# [Short problem A]
In the records, copy out every line from the first one up to and including the line with "tp-label: T/P: — [62, 533, 105, 559]", keeping each line unchanged.

════

Last night I was chasing Matthew around while he held on tight to one of the dog's balls (get yer mind out of the gutter plus my dogs are rendered incompetent in that area... also, it is likely I ought to get my mind out of the gutter since I immediately thought that you might be thinking of something else when it comes to balls...) It is a glow in the dark ball though when would we ever consider turning the lights out and throwing a ball for our dogs to run and get is beyond me, it is what it is...
Matthew said he was the fox and I was supposed to chase him. He and I both need to burn some energy so we ran around shrieking at the top of our lungs from one end of the house to the other for a while. It was fun! That is until I twisted my ankle again. What I mean to say and can hardly believe I am admitting this - I fell to the ground screaming and writhing in pain, gripping Kevin's arm so tight he yelled 'ouch stop that' at me.
I may or may not have mentioned that a few months back I was dragging a large load of laundry down the stairs and my ankle just gave out. No reason, I did not misstep or have so much of load of laundry that I could not handle the stairs, my ankle just stopped holding me up. I like to think this has something to do with past transgressions to my body like running too much or plyometrics from swimming or gymnastics, ballet and horseback riding as a kid.
Likely it is just that I am slightly heavier than I once was AND I hardly work out (or take care of myself) like I used to. The ankle hurts today, you know sore like a turned ankle should be. Mostly my pride is feeling the wrath of this. It goes something like this in my mind: 'you silly oaf workout more, stretch and take care of dang body. You are going to be 34 in six days NOT 24.'
It is hard this growing older stuff. Not that I am ancient but I have noticed a marked difficulty in bouncing back from stuff that used to barely phase me. I have twisted and turned ankles in the past and just kept right on going. The past few times I have turned my ankle it made me... well fall down writhing in pain...

════

# [Short problem B]
In the post about the twisted ankle, what animal did Matthew say he was during the chase?

════

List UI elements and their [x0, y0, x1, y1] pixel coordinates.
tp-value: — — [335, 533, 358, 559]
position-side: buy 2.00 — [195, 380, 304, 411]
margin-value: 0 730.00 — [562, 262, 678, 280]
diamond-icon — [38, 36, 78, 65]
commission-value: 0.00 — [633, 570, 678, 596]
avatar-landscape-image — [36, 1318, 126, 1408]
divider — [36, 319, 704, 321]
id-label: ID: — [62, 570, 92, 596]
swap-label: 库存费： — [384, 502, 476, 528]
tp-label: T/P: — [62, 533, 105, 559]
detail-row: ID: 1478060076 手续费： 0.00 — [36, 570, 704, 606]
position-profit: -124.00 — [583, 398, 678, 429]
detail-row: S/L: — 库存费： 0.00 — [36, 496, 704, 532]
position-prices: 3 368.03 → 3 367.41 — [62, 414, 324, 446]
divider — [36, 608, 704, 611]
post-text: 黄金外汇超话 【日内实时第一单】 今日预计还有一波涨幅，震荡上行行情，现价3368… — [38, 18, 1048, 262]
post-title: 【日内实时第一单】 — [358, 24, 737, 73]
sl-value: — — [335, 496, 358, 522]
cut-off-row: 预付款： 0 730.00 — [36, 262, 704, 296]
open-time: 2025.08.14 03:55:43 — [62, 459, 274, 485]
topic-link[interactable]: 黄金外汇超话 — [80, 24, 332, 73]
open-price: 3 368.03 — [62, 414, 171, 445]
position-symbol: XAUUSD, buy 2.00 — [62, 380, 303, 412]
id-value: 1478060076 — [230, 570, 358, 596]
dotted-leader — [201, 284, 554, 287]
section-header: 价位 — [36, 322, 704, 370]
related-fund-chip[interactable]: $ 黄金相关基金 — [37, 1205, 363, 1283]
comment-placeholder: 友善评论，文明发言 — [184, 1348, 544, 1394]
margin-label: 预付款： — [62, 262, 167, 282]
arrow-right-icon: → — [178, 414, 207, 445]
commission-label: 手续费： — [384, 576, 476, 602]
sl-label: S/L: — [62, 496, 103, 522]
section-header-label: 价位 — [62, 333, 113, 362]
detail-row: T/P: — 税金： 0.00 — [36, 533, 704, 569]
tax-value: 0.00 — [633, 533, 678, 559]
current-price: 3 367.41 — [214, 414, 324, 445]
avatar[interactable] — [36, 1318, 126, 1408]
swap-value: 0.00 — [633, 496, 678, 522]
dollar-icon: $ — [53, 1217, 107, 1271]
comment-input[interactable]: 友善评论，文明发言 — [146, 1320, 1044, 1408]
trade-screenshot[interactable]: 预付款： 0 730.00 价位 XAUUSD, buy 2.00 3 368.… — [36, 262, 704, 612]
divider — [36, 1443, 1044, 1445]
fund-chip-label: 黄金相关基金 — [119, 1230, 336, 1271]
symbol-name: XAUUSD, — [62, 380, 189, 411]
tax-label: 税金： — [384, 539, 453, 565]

════

# [Final answer A]
List UI elements and their [x0, y0, x1, y1] pixel coordinates.
tp-value: — — [335, 533, 358, 559]
position-side: buy 2.00 — [195, 380, 304, 411]
margin-value: 0 730.00 — [562, 262, 678, 280]
diamond-icon — [38, 36, 78, 65]
commission-value: 0.00 — [633, 570, 678, 596]
avatar-landscape-image — [36, 1318, 126, 1408]
divider — [36, 319, 704, 321]
id-label: ID: — [62, 570, 92, 596]
swap-label: 库存费： — [384, 502, 476, 528]
tp-label: T/P: — [62, 533, 105, 559]

# [Final answer B]
A fox.